**Records provided:**
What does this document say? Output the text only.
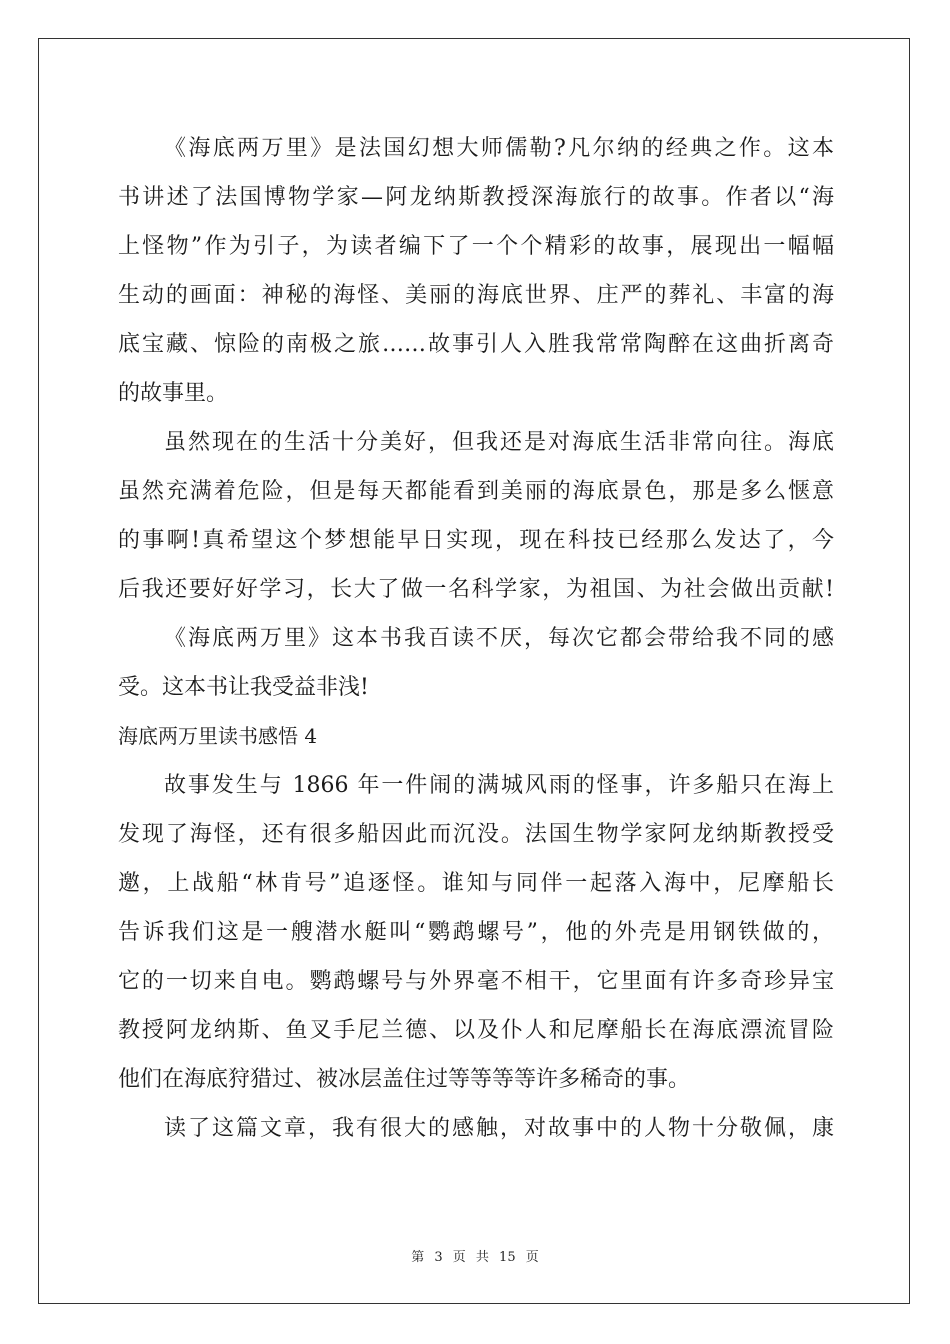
《海底两万里》是法国幻想大师儒勒?凡尔纳的经典之作。这本
书讲述了法国博物学家—阿龙纳斯教授深海旅行的故事。作者以“海
上怪物”作为引子，为读者编下了一个个精彩的故事，展现出一幅幅
生动的画面：神秘的海怪、美丽的海底世界、庄严的葬礼、丰富的海
底宝藏、惊险的南极之旅……故事引人入胜我常常陶醉在这曲折离奇
的故事里。
虽然现在的生活十分美好，但我还是对海底生活非常向往。海底
虽然充满着危险，但是每天都能看到美丽的海底景色，那是多么惬意
的事啊!真希望这个梦想能早日实现，现在科技已经那么发达了，今
后我还要好好学习，长大了做一名科学家，为祖国、为社会做出贡献!
《海底两万里》这本书我百读不厌，每次它都会带给我不同的感
受。这本书让我受益非浅!
海底两万里读书感悟 4
故事发生与 1866 年一件闹的满城风雨的怪事，许多船只在海上
发现了海怪，还有很多船因此而沉没。法国生物学家阿龙纳斯教授受
邀，上战船“林肯号”追逐怪。谁知与同伴一起落入海中，尼摩船长
告诉我们这是一艘潜水艇叫“鹦鹉螺号”，他的外壳是用钢铁做的，
它的一切来自电。鹦鹉螺号与外界毫不相干，它里面有许多奇珍异宝
教授阿龙纳斯、鱼叉手尼兰德、以及仆人和尼摩船长在海底漂流冒险
他们在海底狩猎过、被冰层盖住过等等等等许多稀奇的事。
读了这篇文章，我有很大的感触，对故事中的人物十分敬佩，康
第 3 页 共 15 页
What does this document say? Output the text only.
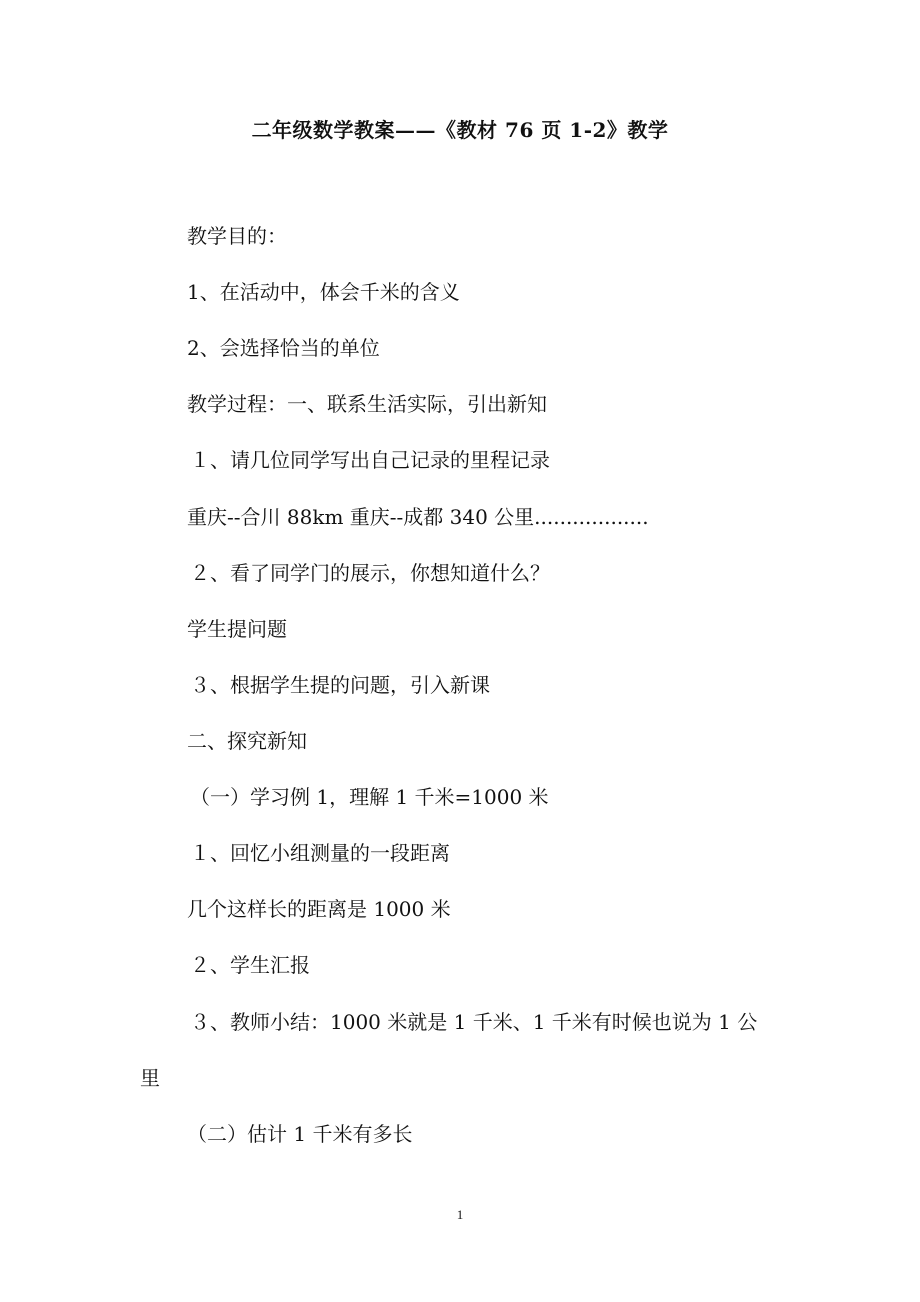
二年级数学教案——《教材 76 页 1-2》教学
教学目的：
1、在活动中，体会千米的含义
2、会选择恰当的单位
教学过程：一、联系生活实际，引出新知
１、请几位同学写出自己记录的里程记录
重庆--合川 88km 重庆--成都 340 公里..................
２、看了同学门的展示，你想知道什么？
学生提问题
３、根据学生提的问题，引入新课
二、探究新知
（一）学习例 1，理解 1 千米=1000 米
１、回忆小组测量的一段距离
几个这样长的距离是 1000 米
２、学生汇报
３、教师小结：1000 米就是 1 千米、1 千米有时候也说为 1 公
里
（二）估计 1 千米有多长
1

**Set problem:** Return the material exactly as given, apart from the pictures.

**Exercise solution:**
What does this document say? Output the text only.
《海底两万里》是法国幻想大师儒勒?凡尔纳的经典之作。这本
书讲述了法国博物学家—阿龙纳斯教授深海旅行的故事。作者以“海
上怪物”作为引子，为读者编下了一个个精彩的故事，展现出一幅幅
生动的画面：神秘的海怪、美丽的海底世界、庄严的葬礼、丰富的海
底宝藏、惊险的南极之旅……故事引人入胜我常常陶醉在这曲折离奇
的故事里。
虽然现在的生活十分美好，但我还是对海底生活非常向往。海底
虽然充满着危险，但是每天都能看到美丽的海底景色，那是多么惬意
的事啊!真希望这个梦想能早日实现，现在科技已经那么发达了，今
后我还要好好学习，长大了做一名科学家，为祖国、为社会做出贡献!
《海底两万里》这本书我百读不厌，每次它都会带给我不同的感
受。这本书让我受益非浅!
海底两万里读书感悟 4
故事发生与 1866 年一件闹的满城风雨的怪事，许多船只在海上
发现了海怪，还有很多船因此而沉没。法国生物学家阿龙纳斯教授受
邀，上战船“林肯号”追逐怪。谁知与同伴一起落入海中，尼摩船长
告诉我们这是一艘潜水艇叫“鹦鹉螺号”，他的外壳是用钢铁做的，
它的一切来自电。鹦鹉螺号与外界毫不相干，它里面有许多奇珍异宝
教授阿龙纳斯、鱼叉手尼兰德、以及仆人和尼摩船长在海底漂流冒险
他们在海底狩猎过、被冰层盖住过等等等等许多稀奇的事。
读了这篇文章，我有很大的感触，对故事中的人物十分敬佩，康
第 3 页 共 15 页
What does this document say? Output the text only.
二年级数学教案——《教材 76 页 1-2》教学
教学目的：
1、在活动中，体会千米的含义
2、会选择恰当的单位
教学过程：一、联系生活实际，引出新知
１、请几位同学写出自己记录的里程记录
重庆--合川 88km 重庆--成都 340 公里..................
２、看了同学门的展示，你想知道什么？
学生提问题
３、根据学生提的问题，引入新课
二、探究新知
（一）学习例 1，理解 1 千米=1000 米
１、回忆小组测量的一段距离
几个这样长的距离是 1000 米
２、学生汇报
３、教师小结：1000 米就是 1 千米、1 千米有时候也说为 1 公
里
（二）估计 1 千米有多长
1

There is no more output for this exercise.